── Teks Kutipan ──

Minggu, 17 Mei 2009

Theory of Constraint

Sudah menjadi sebuah keniscayaan, bahwa sebuah sistem pasti mempunyai batasan-batasan tertentu yang tidak bisa dilanggar dengan bebas. Optimalisasi satu elemen dari sebuah sistem, membutuhkan adanya fokus perhatian. Mau tidak mau beberapa elemen lain harus dikurangi atau dikorbankan. Dapat dikatakan bahwa satu elemen menjadi batasan/constraint bagi elemen yang lain. Dalam dunia industri misalnya, ada 3 elemen utama yang membutuhkan pengelolaan secara bijak agar industri tersebut bisa sukses. Ketiga elemen pokok sekaligus juga constraint tersebut adalah Time (Waktu), Cost (Biaya), dan Quality (Mutu, Kualitas).

Sebagai contoh, jika perusahaan menginginkan produk dengan kehandalan dan mutu tinggi, otomatis faktor ketersediaan biaya dan waktu akan berpengaruh. Bagaimana menciptakan kualitas dan kehandalan dengan tingkat biaya tertentu sehingga produk tetap terjangkau, dengan tetap mempertimbangkan batasan waktu yang tersedia serta time to market. Biasanya untuk menghasilkan solusi yang optimal digunakan Linear Programming dan permodelan matematika.

───
── Data yang Diberikan ──

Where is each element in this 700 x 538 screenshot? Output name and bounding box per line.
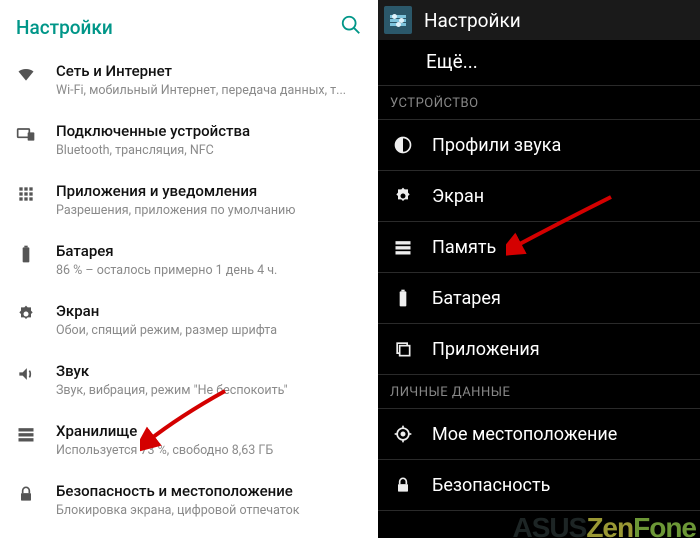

───

*Latihan*.
A: Menurut teks tentang Theory of Constraint, apa saja tiga elemen pokok dalam dunia industri yang sekaligus menjadi constraint?
B: Terjemahkan kalimat dari teks tentang Theory of Constraint ini ke dalam bahasa Inggris: "Biasanya untuk menghasilkan solusi yang optimal digunakan Linear Programming dan permodelan matematika."

*Jawaban Latihan*.
A: Time (Waktu), Cost (Biaya), dan Quality (Mutu, Kualitas).

B: Linear Programming and mathematical modeling are usually used to produce an optimal solution.